> [EXERCISE DETAILS]: Write out the listing below without alteration, omitting its pictures.

Collection entries:

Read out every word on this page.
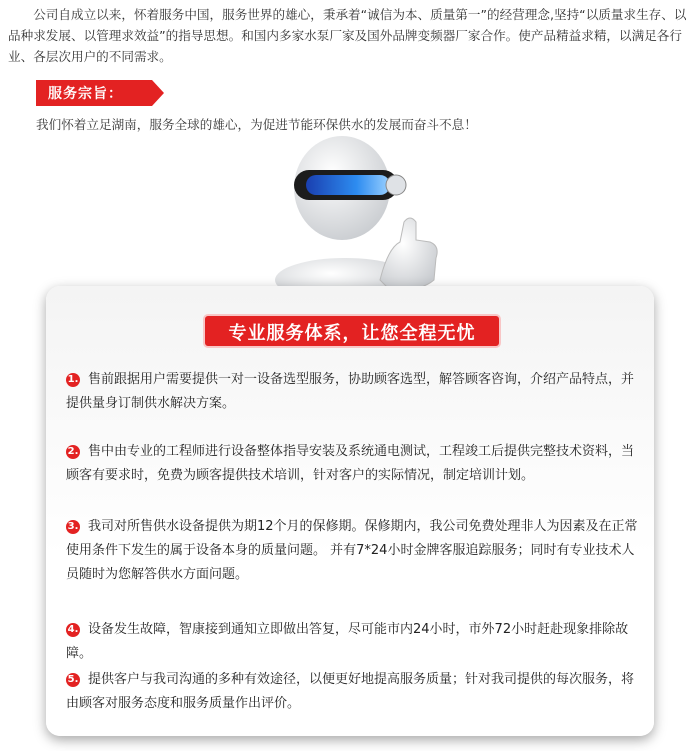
公司自成立以来，怀着服务中国，服务世界的雄心，秉承着“诚信为本、质量第一”的经营理念,坚持“以质量求生存、以品种求发展、以管理求效益”的指导思想。和国内多家水泵厂家及国外品牌变频器厂家合作。使产品精益求精，以满足各行业、各层次用户的不同需求。

服务宗旨：

我们怀着立足湖南，服务全球的雄心，为促进节能环保供水的发展而奋斗不息！

专业服务体系，让您全程无忧

1. 售前跟据用户需要提供一对一设备选型服务，协助顾客选型，解答顾客咨询，介绍产品特点，并提供量身订制供水解决方案。

2. 售中由专业的工程师进行设备整体指导安装及系统通电测试，工程竣工后提供完整技术资料，当顾客有要求时，免费为顾客提供技术培训，针对客户的实际情况，制定培训计划。

3. 我司对所售供水设备提供为期12个月的保修期。保修期内，我公司免费处理非人为因素及在正常使用条件下发生的属于设备本身的质量问题。 并有7*24小时金牌客服追踪服务；同时有专业技术人员随时为您解答供水方面问题。

4. 设备发生故障，智康接到通知立即做出答复，尽可能市内24小时，市外72小时赶赴现象排除故障。

5. 提供客户与我司沟通的多种有效途径，以便更好地提高服务质量；针对我司提供的每次服务，将由顾客对服务态度和服务质量作出评价。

> [EXERCISE RESPONSE]:
Read out every word on this page.
公司自成立以来，怀着服务中国，服务世界的雄心，秉承着“诚信为本、质量第一”的经营理念,坚持“以质量求生存、以品种求发展、以管理求效益”的指导思想。和国内多家水泵厂家及国外品牌变频器厂家合作。使产品精益求精，以满足各行业、各层次用户的不同需求。

服务宗旨：

我们怀着立足湖南，服务全球的雄心，为促进节能环保供水的发展而奋斗不息！

专业服务体系，让您全程无忧

1. 售前跟据用户需要提供一对一设备选型服务，协助顾客选型，解答顾客咨询，介绍产品特点，并提供量身订制供水解决方案。

2. 售中由专业的工程师进行设备整体指导安装及系统通电测试，工程竣工后提供完整技术资料，当顾客有要求时，免费为顾客提供技术培训，针对客户的实际情况，制定培训计划。

3. 我司对所售供水设备提供为期12个月的保修期。保修期内，我公司免费处理非人为因素及在正常使用条件下发生的属于设备本身的质量问题。 并有7*24小时金牌客服追踪服务；同时有专业技术人员随时为您解答供水方面问题。

4. 设备发生故障，智康接到通知立即做出答复，尽可能市内24小时，市外72小时赶赴现象排除故障。

5. 提供客户与我司沟通的多种有效途径，以便更好地提高服务质量；针对我司提供的每次服务，将由顾客对服务态度和服务质量作出评价。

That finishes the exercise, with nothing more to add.